Figure collection entries
※ ※ ※
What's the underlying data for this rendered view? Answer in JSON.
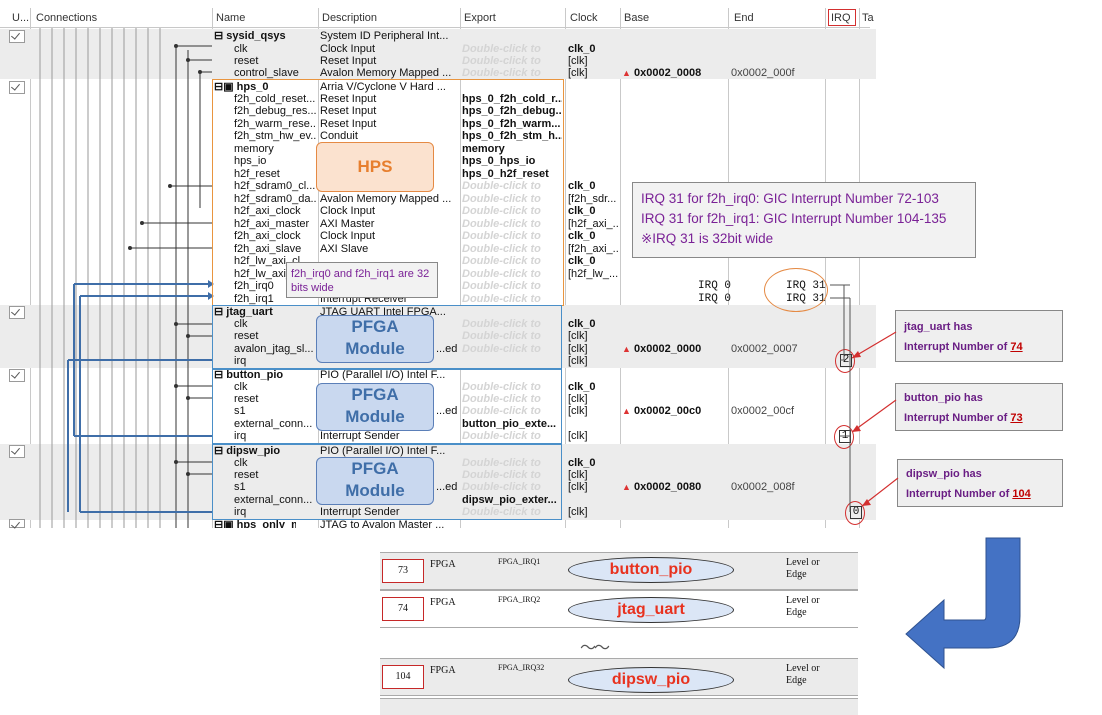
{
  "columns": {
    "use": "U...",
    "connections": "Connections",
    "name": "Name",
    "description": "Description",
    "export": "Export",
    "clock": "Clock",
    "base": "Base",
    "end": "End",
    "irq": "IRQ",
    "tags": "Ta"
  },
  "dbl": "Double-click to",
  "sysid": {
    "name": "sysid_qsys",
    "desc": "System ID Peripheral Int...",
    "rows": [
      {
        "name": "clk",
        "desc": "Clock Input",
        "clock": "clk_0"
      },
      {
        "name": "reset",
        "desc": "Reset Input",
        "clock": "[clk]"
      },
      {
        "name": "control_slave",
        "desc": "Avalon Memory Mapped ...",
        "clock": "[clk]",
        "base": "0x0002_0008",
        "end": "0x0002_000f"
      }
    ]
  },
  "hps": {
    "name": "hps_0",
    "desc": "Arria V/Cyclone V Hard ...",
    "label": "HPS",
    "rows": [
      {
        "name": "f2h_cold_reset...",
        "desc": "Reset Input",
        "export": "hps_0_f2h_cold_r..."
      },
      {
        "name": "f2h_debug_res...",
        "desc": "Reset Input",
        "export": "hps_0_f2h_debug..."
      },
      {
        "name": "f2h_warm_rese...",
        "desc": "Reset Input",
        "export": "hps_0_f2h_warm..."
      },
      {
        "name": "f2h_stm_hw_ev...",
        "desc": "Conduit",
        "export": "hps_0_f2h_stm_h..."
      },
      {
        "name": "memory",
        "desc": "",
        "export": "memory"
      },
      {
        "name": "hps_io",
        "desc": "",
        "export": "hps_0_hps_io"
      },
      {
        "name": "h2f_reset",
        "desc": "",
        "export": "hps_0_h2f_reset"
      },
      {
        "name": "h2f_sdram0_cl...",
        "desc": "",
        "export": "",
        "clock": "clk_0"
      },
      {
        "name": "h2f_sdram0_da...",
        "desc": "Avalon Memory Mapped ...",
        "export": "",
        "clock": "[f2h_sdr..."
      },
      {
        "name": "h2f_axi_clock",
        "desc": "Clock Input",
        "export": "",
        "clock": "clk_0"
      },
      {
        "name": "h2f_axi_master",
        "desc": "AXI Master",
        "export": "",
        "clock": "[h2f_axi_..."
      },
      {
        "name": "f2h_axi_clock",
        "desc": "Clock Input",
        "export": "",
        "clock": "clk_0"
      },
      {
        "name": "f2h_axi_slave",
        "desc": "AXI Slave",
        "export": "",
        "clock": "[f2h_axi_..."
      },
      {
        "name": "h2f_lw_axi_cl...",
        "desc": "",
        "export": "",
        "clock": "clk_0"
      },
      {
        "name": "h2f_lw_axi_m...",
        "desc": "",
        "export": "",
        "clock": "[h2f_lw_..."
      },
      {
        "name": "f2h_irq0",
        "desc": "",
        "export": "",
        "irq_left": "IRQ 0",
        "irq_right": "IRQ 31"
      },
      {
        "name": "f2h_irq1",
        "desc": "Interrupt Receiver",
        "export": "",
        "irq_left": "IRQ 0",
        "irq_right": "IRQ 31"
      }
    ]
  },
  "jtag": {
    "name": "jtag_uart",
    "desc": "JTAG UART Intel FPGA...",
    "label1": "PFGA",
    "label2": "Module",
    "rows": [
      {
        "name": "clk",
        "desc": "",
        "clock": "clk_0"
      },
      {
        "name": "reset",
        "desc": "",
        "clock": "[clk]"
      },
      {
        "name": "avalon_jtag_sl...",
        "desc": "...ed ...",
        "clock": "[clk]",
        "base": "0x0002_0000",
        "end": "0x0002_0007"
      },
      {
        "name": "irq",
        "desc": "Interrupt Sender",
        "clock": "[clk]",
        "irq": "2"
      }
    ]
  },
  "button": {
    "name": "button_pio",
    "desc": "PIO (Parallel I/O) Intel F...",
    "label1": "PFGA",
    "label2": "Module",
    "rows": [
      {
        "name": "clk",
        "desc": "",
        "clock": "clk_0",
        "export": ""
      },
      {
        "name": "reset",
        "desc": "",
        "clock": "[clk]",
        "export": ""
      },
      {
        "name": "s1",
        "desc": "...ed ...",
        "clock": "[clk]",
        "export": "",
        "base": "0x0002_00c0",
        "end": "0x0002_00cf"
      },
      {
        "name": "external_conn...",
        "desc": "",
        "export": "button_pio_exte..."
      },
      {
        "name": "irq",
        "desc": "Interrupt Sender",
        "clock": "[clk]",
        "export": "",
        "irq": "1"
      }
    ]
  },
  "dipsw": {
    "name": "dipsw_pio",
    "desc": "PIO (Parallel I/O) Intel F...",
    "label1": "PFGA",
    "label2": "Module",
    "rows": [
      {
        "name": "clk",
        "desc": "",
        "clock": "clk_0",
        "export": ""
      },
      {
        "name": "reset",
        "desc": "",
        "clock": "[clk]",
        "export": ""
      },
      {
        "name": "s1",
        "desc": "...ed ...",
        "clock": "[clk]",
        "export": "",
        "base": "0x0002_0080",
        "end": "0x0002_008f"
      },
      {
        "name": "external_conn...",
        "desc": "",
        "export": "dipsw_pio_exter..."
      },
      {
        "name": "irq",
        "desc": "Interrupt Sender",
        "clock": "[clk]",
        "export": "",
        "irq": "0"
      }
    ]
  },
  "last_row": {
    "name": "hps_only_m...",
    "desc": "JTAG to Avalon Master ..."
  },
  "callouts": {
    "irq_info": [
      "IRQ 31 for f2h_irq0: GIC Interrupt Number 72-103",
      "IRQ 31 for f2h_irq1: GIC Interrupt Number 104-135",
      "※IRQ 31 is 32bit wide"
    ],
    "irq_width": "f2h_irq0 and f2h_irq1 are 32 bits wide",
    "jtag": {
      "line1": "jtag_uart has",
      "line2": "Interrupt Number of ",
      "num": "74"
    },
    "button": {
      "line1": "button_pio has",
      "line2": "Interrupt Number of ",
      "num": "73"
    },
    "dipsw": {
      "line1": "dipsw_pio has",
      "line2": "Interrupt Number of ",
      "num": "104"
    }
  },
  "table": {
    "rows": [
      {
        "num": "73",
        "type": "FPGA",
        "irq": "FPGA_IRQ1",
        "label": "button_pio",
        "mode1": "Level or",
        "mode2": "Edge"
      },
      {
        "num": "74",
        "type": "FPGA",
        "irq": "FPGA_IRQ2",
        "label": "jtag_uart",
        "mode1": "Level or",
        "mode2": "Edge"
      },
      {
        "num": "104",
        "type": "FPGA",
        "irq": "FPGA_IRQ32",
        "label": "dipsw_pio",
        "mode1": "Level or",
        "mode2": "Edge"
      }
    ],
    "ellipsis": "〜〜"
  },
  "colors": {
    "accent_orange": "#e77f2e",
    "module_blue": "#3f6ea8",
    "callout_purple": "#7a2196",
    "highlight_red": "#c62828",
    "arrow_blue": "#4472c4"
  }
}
※ ※ ※
What is expected: Restate each entry word for word, leaving out any pictures.

Solution:
What's the underlying data for this rendered view? Answer in JSON.
{
  "columns": {
    "use": "U...",
    "connections": "Connections",
    "name": "Name",
    "description": "Description",
    "export": "Export",
    "clock": "Clock",
    "base": "Base",
    "end": "End",
    "irq": "IRQ",
    "tags": "Ta"
  },
  "dbl": "Double-click to",
  "sysid": {
    "name": "sysid_qsys",
    "desc": "System ID Peripheral Int...",
    "rows": [
      {
        "name": "clk",
        "desc": "Clock Input",
        "clock": "clk_0"
      },
      {
        "name": "reset",
        "desc": "Reset Input",
        "clock": "[clk]"
      },
      {
        "name": "control_slave",
        "desc": "Avalon Memory Mapped ...",
        "clock": "[clk]",
        "base": "0x0002_0008",
        "end": "0x0002_000f"
      }
    ]
  },
  "hps": {
    "name": "hps_0",
    "desc": "Arria V/Cyclone V Hard ...",
    "label": "HPS",
    "rows": [
      {
        "name": "f2h_cold_reset...",
        "desc": "Reset Input",
        "export": "hps_0_f2h_cold_r..."
      },
      {
        "name": "f2h_debug_res...",
        "desc": "Reset Input",
        "export": "hps_0_f2h_debug..."
      },
      {
        "name": "f2h_warm_rese...",
        "desc": "Reset Input",
        "export": "hps_0_f2h_warm..."
      },
      {
        "name": "f2h_stm_hw_ev...",
        "desc": "Conduit",
        "export": "hps_0_f2h_stm_h..."
      },
      {
        "name": "memory",
        "desc": "",
        "export": "memory"
      },
      {
        "name": "hps_io",
        "desc": "",
        "export": "hps_0_hps_io"
      },
      {
        "name": "h2f_reset",
        "desc": "",
        "export": "hps_0_h2f_reset"
      },
      {
        "name": "h2f_sdram0_cl...",
        "desc": "",
        "export": "",
        "clock": "clk_0"
      },
      {
        "name": "h2f_sdram0_da...",
        "desc": "Avalon Memory Mapped ...",
        "export": "",
        "clock": "[f2h_sdr..."
      },
      {
        "name": "h2f_axi_clock",
        "desc": "Clock Input",
        "export": "",
        "clock": "clk_0"
      },
      {
        "name": "h2f_axi_master",
        "desc": "AXI Master",
        "export": "",
        "clock": "[h2f_axi_..."
      },
      {
        "name": "f2h_axi_clock",
        "desc": "Clock Input",
        "export": "",
        "clock": "clk_0"
      },
      {
        "name": "f2h_axi_slave",
        "desc": "AXI Slave",
        "export": "",
        "clock": "[f2h_axi_..."
      },
      {
        "name": "h2f_lw_axi_cl...",
        "desc": "",
        "export": "",
        "clock": "clk_0"
      },
      {
        "name": "h2f_lw_axi_m...",
        "desc": "",
        "export": "",
        "clock": "[h2f_lw_..."
      },
      {
        "name": "f2h_irq0",
        "desc": "",
        "export": "",
        "irq_left": "IRQ 0",
        "irq_right": "IRQ 31"
      },
      {
        "name": "f2h_irq1",
        "desc": "Interrupt Receiver",
        "export": "",
        "irq_left": "IRQ 0",
        "irq_right": "IRQ 31"
      }
    ]
  },
  "jtag": {
    "name": "jtag_uart",
    "desc": "JTAG UART Intel FPGA...",
    "label1": "PFGA",
    "label2": "Module",
    "rows": [
      {
        "name": "clk",
        "desc": "",
        "clock": "clk_0"
      },
      {
        "name": "reset",
        "desc": "",
        "clock": "[clk]"
      },
      {
        "name": "avalon_jtag_sl...",
        "desc": "...ed ...",
        "clock": "[clk]",
        "base": "0x0002_0000",
        "end": "0x0002_0007"
      },
      {
        "name": "irq",
        "desc": "Interrupt Sender",
        "clock": "[clk]",
        "irq": "2"
      }
    ]
  },
  "button": {
    "name": "button_pio",
    "desc": "PIO (Parallel I/O) Intel F...",
    "label1": "PFGA",
    "label2": "Module",
    "rows": [
      {
        "name": "clk",
        "desc": "",
        "clock": "clk_0",
        "export": ""
      },
      {
        "name": "reset",
        "desc": "",
        "clock": "[clk]",
        "export": ""
      },
      {
        "name": "s1",
        "desc": "...ed ...",
        "clock": "[clk]",
        "export": "",
        "base": "0x0002_00c0",
        "end": "0x0002_00cf"
      },
      {
        "name": "external_conn...",
        "desc": "",
        "export": "button_pio_exte..."
      },
      {
        "name": "irq",
        "desc": "Interrupt Sender",
        "clock": "[clk]",
        "export": "",
        "irq": "1"
      }
    ]
  },
  "dipsw": {
    "name": "dipsw_pio",
    "desc": "PIO (Parallel I/O) Intel F...",
    "label1": "PFGA",
    "label2": "Module",
    "rows": [
      {
        "name": "clk",
        "desc": "",
        "clock": "clk_0",
        "export": ""
      },
      {
        "name": "reset",
        "desc": "",
        "clock": "[clk]",
        "export": ""
      },
      {
        "name": "s1",
        "desc": "...ed ...",
        "clock": "[clk]",
        "export": "",
        "base": "0x0002_0080",
        "end": "0x0002_008f"
      },
      {
        "name": "external_conn...",
        "desc": "",
        "export": "dipsw_pio_exter..."
      },
      {
        "name": "irq",
        "desc": "Interrupt Sender",
        "clock": "[clk]",
        "export": "",
        "irq": "0"
      }
    ]
  },
  "last_row": {
    "name": "hps_only_m...",
    "desc": "JTAG to Avalon Master ..."
  },
  "callouts": {
    "irq_info": [
      "IRQ 31 for f2h_irq0: GIC Interrupt Number 72-103",
      "IRQ 31 for f2h_irq1: GIC Interrupt Number 104-135",
      "※IRQ 31 is 32bit wide"
    ],
    "irq_width": "f2h_irq0 and f2h_irq1 are 32 bits wide",
    "jtag": {
      "line1": "jtag_uart has",
      "line2": "Interrupt Number of ",
      "num": "74"
    },
    "button": {
      "line1": "button_pio has",
      "line2": "Interrupt Number of ",
      "num": "73"
    },
    "dipsw": {
      "line1": "dipsw_pio has",
      "line2": "Interrupt Number of ",
      "num": "104"
    }
  },
  "table": {
    "rows": [
      {
        "num": "73",
        "type": "FPGA",
        "irq": "FPGA_IRQ1",
        "label": "button_pio",
        "mode1": "Level or",
        "mode2": "Edge"
      },
      {
        "num": "74",
        "type": "FPGA",
        "irq": "FPGA_IRQ2",
        "label": "jtag_uart",
        "mode1": "Level or",
        "mode2": "Edge"
      },
      {
        "num": "104",
        "type": "FPGA",
        "irq": "FPGA_IRQ32",
        "label": "dipsw_pio",
        "mode1": "Level or",
        "mode2": "Edge"
      }
    ],
    "ellipsis": "〜〜"
  },
  "colors": {
    "accent_orange": "#e77f2e",
    "module_blue": "#3f6ea8",
    "callout_purple": "#7a2196",
    "highlight_red": "#c62828",
    "arrow_blue": "#4472c4"
  }
}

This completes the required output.